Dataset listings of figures
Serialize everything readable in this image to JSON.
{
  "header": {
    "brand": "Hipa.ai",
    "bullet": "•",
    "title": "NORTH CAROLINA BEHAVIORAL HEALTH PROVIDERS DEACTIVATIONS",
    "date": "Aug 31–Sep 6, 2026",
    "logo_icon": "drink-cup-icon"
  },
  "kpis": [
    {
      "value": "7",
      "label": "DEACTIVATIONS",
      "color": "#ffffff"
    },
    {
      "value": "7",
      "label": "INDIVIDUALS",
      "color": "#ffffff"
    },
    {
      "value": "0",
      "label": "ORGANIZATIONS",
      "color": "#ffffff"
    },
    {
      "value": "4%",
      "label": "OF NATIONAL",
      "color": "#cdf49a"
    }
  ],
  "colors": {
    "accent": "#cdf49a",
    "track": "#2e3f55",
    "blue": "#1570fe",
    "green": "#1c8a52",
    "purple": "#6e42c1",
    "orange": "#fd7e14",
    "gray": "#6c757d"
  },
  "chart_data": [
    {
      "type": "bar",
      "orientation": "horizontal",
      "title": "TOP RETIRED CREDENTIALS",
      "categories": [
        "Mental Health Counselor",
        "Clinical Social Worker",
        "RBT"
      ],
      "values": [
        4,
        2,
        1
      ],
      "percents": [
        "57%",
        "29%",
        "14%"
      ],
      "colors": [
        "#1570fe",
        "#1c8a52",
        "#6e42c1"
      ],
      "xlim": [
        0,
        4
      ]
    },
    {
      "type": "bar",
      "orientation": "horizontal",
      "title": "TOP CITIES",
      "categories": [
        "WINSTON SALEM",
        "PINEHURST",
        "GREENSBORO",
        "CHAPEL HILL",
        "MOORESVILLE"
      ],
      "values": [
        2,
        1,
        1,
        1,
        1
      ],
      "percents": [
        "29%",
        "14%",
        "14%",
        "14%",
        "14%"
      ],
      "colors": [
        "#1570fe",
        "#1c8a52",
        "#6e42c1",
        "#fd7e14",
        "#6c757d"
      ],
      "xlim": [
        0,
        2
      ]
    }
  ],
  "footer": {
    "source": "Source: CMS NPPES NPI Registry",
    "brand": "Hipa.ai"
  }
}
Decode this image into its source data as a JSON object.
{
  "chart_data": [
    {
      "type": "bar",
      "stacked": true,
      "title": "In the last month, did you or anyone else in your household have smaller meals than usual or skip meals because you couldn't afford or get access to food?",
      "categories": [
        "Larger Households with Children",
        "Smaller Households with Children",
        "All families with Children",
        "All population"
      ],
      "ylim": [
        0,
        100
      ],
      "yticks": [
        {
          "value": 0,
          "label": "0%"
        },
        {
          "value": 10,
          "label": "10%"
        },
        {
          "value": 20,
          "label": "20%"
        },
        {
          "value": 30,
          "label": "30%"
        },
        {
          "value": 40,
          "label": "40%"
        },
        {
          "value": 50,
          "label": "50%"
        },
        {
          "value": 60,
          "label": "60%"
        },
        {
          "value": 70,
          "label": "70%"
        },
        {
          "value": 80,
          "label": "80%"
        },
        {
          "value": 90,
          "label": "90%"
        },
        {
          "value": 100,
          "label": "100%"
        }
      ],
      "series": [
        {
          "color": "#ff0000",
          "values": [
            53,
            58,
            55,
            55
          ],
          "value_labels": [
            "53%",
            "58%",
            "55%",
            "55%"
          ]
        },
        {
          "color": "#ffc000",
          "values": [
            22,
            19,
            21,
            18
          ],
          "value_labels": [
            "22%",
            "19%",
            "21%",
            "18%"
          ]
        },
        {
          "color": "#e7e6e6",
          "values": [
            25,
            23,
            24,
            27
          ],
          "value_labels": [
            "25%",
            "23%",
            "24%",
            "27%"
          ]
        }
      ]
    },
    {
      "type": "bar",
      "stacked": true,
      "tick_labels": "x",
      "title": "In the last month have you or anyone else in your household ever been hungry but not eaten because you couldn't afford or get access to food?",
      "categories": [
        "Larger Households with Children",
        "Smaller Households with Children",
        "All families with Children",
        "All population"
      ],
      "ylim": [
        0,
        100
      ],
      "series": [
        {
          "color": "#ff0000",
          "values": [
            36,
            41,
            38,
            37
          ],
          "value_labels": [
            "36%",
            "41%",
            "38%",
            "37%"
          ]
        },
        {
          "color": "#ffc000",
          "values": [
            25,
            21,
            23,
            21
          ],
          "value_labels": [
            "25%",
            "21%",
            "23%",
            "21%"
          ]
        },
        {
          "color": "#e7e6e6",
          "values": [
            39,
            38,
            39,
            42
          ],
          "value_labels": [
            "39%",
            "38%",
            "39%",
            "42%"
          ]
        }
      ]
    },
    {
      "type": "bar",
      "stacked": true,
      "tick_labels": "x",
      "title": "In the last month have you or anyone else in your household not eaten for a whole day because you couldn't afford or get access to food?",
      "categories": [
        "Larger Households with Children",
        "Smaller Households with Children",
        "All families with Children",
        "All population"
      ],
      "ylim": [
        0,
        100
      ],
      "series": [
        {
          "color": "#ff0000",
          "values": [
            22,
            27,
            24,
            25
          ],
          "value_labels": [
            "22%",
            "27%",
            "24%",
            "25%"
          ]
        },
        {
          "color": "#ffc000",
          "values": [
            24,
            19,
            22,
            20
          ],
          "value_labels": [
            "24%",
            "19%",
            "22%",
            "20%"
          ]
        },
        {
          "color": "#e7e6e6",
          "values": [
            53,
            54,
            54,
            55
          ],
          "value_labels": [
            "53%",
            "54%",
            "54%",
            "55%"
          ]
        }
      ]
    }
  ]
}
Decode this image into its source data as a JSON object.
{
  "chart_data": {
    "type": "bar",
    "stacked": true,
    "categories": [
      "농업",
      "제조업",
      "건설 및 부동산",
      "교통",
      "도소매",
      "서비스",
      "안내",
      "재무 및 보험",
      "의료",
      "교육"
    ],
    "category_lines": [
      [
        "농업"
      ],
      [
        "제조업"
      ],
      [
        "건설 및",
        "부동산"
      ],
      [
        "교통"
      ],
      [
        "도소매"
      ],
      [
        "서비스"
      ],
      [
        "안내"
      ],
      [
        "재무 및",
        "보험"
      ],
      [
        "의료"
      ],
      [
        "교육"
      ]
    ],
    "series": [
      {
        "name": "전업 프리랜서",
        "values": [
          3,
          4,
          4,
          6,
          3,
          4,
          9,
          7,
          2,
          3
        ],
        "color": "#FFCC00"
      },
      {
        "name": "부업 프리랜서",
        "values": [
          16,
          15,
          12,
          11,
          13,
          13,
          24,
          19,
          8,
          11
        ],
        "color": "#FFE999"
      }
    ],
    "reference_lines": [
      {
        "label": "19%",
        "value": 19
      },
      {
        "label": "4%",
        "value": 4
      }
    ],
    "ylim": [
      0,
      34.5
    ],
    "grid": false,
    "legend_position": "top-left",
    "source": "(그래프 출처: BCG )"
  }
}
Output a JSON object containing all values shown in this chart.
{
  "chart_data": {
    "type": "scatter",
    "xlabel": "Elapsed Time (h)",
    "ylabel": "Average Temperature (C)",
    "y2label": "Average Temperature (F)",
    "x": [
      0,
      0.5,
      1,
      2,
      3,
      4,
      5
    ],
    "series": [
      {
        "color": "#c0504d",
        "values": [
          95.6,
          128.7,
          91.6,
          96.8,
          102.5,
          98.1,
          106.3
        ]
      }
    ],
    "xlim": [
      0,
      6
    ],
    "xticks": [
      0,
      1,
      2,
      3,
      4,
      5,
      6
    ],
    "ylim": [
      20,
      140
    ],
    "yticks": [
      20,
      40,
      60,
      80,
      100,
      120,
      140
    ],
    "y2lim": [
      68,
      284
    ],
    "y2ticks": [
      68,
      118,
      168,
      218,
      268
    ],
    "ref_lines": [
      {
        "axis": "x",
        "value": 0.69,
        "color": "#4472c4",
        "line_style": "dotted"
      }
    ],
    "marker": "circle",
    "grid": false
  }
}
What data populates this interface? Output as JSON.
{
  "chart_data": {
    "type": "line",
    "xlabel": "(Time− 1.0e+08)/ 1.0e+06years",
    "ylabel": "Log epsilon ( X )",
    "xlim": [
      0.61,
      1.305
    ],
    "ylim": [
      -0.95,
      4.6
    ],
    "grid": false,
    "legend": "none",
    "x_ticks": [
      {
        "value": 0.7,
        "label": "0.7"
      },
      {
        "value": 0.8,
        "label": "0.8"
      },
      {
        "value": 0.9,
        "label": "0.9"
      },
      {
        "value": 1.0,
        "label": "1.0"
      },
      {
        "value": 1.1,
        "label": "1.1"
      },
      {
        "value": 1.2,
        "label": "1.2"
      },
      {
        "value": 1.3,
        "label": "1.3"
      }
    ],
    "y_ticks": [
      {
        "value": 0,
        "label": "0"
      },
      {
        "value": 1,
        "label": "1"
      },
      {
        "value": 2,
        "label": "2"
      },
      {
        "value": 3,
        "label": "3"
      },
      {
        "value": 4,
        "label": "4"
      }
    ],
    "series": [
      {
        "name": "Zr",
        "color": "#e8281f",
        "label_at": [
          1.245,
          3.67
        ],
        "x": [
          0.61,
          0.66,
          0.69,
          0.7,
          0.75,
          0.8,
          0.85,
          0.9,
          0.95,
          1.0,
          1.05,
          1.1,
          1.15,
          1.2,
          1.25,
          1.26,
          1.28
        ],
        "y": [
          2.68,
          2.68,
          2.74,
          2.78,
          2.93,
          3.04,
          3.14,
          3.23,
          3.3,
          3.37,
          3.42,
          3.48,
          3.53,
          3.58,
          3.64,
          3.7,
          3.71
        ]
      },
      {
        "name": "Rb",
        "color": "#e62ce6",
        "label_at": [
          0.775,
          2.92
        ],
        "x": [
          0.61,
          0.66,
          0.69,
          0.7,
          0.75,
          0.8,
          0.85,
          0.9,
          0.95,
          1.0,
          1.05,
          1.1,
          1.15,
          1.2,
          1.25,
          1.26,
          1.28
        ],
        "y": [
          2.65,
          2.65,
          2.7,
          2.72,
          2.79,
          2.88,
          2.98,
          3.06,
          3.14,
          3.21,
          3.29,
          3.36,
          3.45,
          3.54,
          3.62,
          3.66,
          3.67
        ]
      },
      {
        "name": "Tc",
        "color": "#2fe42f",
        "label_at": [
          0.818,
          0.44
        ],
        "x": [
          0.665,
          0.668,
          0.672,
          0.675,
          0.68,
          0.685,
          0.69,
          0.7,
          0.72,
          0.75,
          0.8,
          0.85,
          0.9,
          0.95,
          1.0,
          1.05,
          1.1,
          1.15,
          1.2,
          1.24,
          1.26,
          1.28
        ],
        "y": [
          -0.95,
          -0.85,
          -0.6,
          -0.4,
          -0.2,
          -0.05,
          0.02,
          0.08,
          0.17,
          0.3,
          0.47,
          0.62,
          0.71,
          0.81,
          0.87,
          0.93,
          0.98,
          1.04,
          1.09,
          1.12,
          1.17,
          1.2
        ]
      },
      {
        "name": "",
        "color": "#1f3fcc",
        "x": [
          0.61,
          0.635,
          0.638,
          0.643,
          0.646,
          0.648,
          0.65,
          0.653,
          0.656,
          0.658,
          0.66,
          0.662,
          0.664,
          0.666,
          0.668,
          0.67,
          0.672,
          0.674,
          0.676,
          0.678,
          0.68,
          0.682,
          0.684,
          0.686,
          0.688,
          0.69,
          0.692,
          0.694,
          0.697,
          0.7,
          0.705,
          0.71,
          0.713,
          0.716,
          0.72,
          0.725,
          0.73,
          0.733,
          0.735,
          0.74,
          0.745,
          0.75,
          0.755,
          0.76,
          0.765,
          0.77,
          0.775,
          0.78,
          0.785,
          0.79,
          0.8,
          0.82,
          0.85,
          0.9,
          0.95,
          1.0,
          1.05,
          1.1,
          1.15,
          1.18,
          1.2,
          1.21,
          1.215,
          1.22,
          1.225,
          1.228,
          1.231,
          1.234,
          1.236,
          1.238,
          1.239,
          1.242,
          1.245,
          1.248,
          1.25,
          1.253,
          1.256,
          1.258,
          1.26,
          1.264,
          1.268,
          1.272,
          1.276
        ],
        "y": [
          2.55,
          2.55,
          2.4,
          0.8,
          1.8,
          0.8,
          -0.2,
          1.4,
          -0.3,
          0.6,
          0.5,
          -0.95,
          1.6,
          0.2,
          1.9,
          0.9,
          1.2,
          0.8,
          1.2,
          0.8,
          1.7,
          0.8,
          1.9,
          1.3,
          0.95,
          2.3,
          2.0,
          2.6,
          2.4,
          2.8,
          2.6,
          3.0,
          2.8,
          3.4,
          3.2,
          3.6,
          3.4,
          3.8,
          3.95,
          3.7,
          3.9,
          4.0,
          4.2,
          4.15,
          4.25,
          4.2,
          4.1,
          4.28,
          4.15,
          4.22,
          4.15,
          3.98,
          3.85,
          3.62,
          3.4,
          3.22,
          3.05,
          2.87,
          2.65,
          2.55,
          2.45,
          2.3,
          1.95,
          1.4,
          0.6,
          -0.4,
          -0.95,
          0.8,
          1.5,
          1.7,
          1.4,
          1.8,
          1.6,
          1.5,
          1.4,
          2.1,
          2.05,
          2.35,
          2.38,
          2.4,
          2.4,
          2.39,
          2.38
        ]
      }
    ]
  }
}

What the task requires -> State how many lines hold the word "source". The number is the whole answer.

Complete output -> 4